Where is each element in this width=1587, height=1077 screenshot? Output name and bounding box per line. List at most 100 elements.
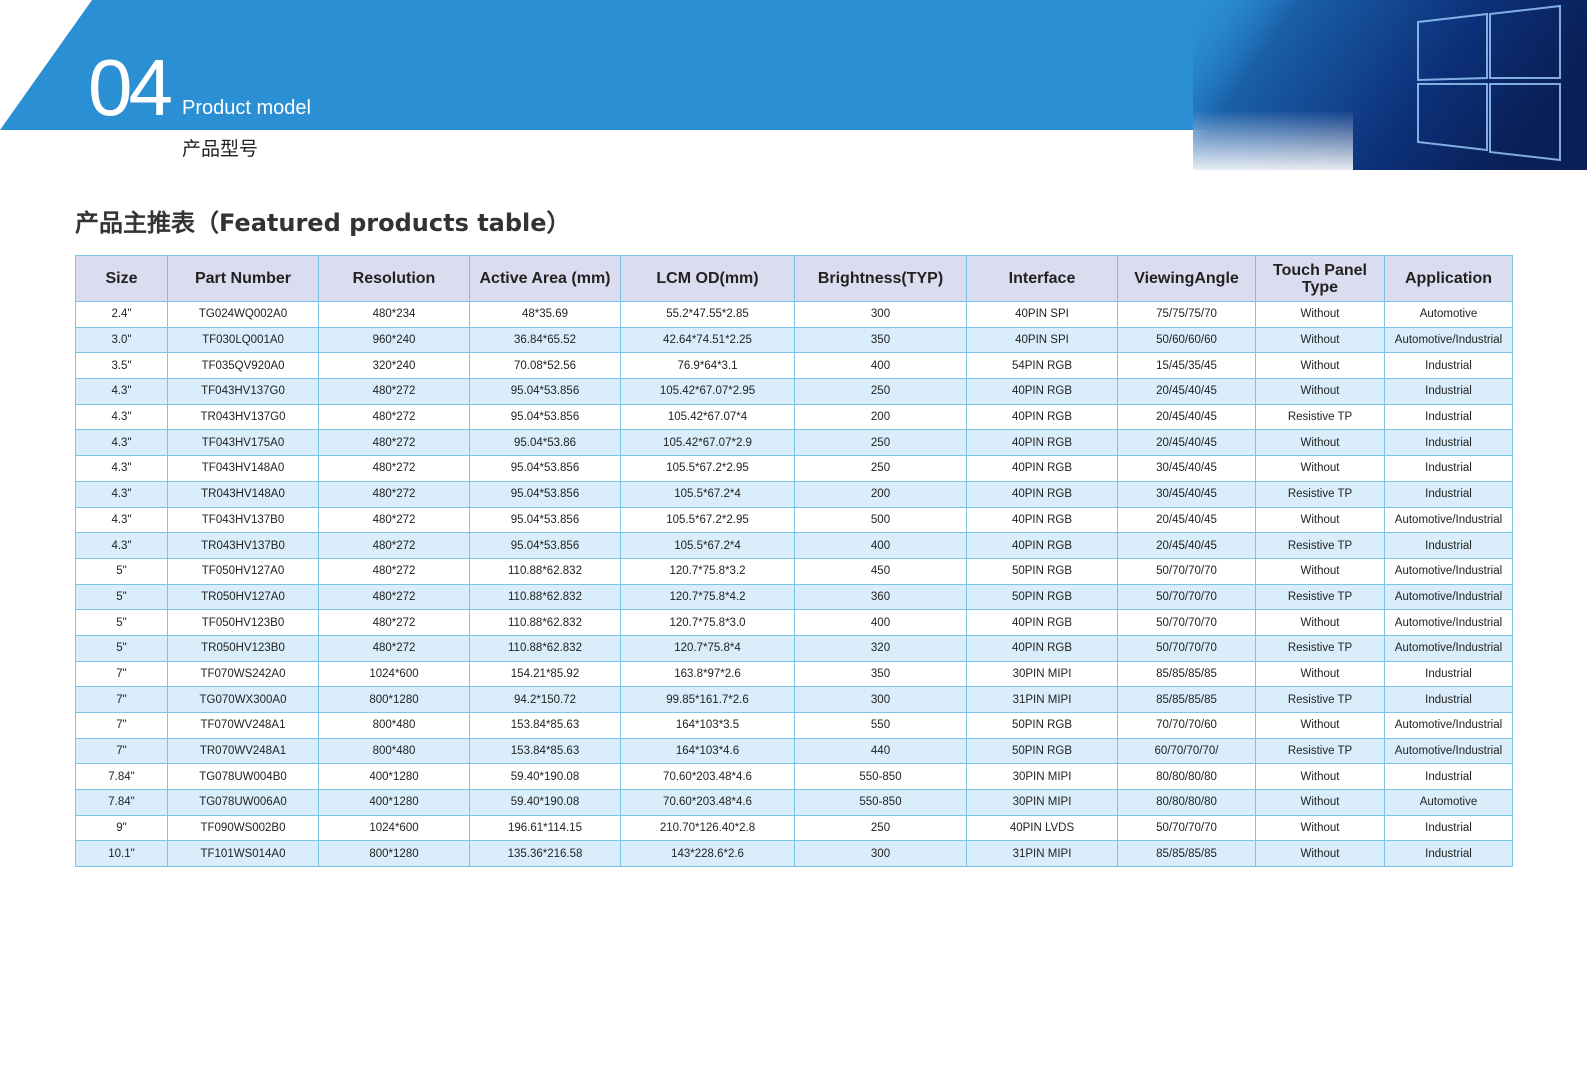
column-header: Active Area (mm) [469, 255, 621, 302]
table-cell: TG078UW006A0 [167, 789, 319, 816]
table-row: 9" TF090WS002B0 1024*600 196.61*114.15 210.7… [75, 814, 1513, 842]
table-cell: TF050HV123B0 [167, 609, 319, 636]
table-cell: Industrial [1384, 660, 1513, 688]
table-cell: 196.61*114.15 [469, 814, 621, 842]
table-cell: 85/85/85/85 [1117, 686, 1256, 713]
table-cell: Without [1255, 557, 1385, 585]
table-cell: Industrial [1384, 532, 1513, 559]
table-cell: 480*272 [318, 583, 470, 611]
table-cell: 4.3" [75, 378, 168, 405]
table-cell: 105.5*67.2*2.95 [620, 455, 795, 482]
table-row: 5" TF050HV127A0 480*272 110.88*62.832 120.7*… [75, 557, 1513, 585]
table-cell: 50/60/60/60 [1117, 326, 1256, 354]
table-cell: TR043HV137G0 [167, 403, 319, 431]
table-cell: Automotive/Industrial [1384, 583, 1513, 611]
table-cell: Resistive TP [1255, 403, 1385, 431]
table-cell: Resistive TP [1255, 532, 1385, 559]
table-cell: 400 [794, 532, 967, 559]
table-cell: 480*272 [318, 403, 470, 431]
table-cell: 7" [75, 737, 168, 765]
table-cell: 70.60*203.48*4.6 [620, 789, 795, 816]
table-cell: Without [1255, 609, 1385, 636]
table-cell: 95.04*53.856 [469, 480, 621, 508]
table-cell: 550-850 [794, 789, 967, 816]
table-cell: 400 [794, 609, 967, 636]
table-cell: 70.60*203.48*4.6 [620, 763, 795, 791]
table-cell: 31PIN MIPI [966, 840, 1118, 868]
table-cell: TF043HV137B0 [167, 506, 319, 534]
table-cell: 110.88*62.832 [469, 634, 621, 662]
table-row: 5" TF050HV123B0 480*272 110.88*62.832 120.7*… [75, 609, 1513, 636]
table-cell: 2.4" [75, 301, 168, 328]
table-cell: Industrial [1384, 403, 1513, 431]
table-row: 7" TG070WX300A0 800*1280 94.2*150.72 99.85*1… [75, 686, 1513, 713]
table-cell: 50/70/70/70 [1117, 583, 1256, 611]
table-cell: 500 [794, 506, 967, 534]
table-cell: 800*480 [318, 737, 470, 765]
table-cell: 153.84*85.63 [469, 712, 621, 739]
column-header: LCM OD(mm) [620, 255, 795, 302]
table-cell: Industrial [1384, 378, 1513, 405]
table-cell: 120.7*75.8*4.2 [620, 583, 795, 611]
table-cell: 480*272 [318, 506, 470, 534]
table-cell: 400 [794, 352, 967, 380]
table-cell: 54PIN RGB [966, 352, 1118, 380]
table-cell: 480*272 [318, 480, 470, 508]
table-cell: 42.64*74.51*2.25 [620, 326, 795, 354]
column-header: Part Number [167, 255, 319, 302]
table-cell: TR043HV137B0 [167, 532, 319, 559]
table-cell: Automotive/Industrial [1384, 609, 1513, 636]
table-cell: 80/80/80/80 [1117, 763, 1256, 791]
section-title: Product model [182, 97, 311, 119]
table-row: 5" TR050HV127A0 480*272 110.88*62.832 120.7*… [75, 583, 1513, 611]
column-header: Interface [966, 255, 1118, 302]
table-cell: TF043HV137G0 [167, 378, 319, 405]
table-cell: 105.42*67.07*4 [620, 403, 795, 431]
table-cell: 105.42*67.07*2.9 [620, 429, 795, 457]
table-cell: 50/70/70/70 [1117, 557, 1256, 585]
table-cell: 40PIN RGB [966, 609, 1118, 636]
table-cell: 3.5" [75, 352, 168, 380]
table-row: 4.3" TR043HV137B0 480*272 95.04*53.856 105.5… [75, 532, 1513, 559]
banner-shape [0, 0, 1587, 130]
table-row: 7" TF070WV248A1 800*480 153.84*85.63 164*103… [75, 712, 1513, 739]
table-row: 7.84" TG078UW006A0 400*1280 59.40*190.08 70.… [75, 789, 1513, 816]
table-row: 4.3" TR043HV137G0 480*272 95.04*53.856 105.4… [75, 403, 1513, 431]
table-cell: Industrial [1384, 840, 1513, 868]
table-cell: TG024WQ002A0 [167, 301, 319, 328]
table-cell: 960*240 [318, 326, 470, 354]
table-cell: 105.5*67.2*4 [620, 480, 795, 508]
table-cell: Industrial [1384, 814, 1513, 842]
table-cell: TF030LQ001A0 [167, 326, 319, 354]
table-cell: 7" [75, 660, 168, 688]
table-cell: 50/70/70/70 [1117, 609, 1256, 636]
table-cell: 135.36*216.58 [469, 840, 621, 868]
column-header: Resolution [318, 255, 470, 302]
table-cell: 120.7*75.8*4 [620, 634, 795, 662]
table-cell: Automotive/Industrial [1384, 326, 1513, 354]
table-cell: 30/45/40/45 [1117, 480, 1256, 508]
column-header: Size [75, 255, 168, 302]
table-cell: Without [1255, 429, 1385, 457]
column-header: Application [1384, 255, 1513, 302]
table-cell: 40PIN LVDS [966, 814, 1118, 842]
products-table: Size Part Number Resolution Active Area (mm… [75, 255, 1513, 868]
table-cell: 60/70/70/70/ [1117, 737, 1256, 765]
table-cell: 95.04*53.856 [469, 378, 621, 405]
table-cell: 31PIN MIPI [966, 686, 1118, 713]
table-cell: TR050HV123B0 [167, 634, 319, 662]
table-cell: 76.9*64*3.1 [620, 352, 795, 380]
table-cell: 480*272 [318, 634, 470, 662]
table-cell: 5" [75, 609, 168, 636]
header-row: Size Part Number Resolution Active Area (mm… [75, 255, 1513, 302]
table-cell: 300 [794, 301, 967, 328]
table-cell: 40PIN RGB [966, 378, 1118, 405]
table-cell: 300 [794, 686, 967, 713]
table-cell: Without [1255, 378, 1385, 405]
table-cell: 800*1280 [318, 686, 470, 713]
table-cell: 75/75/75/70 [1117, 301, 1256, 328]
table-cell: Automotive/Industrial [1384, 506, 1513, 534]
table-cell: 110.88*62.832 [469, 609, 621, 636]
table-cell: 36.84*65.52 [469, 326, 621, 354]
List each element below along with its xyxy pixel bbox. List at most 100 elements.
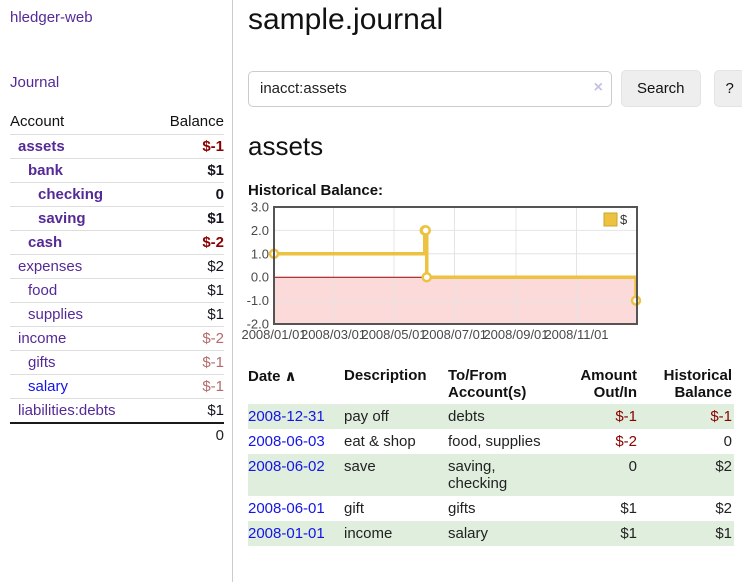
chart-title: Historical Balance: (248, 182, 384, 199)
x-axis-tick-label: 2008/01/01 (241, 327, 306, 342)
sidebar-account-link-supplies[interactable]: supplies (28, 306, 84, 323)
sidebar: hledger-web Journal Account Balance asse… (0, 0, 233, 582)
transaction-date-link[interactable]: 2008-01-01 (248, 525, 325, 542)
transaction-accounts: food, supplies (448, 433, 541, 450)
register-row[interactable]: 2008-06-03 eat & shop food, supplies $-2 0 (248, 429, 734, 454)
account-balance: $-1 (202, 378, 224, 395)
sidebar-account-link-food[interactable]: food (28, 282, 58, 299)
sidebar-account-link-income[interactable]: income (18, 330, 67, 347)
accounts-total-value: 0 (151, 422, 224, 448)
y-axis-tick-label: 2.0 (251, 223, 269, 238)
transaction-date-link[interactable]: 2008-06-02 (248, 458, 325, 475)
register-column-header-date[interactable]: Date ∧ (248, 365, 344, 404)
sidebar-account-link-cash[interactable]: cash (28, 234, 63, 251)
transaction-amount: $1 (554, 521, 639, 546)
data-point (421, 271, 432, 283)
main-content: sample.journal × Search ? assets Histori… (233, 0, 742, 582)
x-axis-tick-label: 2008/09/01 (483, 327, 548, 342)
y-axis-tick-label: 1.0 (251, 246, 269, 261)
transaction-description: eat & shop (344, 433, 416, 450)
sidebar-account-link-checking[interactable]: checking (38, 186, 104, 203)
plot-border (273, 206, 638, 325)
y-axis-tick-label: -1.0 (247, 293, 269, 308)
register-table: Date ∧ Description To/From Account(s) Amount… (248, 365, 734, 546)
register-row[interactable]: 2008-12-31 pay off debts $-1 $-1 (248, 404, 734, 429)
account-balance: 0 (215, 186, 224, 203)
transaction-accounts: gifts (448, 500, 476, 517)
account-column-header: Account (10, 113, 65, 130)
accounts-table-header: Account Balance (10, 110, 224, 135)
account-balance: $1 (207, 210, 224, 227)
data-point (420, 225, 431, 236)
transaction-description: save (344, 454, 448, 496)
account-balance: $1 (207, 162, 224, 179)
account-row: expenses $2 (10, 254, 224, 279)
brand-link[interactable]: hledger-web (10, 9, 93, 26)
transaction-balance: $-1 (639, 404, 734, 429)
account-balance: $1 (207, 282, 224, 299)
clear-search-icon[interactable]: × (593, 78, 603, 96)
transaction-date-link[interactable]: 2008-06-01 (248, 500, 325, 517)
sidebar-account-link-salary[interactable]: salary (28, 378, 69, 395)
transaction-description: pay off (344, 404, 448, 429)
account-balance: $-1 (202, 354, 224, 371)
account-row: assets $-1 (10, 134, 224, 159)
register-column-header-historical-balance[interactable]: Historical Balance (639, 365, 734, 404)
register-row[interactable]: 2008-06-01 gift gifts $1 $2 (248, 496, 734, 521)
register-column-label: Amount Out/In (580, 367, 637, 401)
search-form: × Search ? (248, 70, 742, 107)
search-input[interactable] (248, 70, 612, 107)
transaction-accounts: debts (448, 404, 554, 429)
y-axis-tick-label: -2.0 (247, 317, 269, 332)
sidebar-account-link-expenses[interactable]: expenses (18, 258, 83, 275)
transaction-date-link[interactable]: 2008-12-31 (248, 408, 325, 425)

## Work to be completed
Return every line of the entries above that contains the string "accounts", matching case exactly.

## Solved exercise
transaction-accounts: food, supplies (448, 433, 541, 450)
accounts-total-value: 0 (151, 422, 224, 448)
transaction-accounts: gifts (448, 500, 476, 517)
accounts-table-header: Account Balance (10, 110, 224, 135)
transaction-accounts: debts (448, 404, 554, 429)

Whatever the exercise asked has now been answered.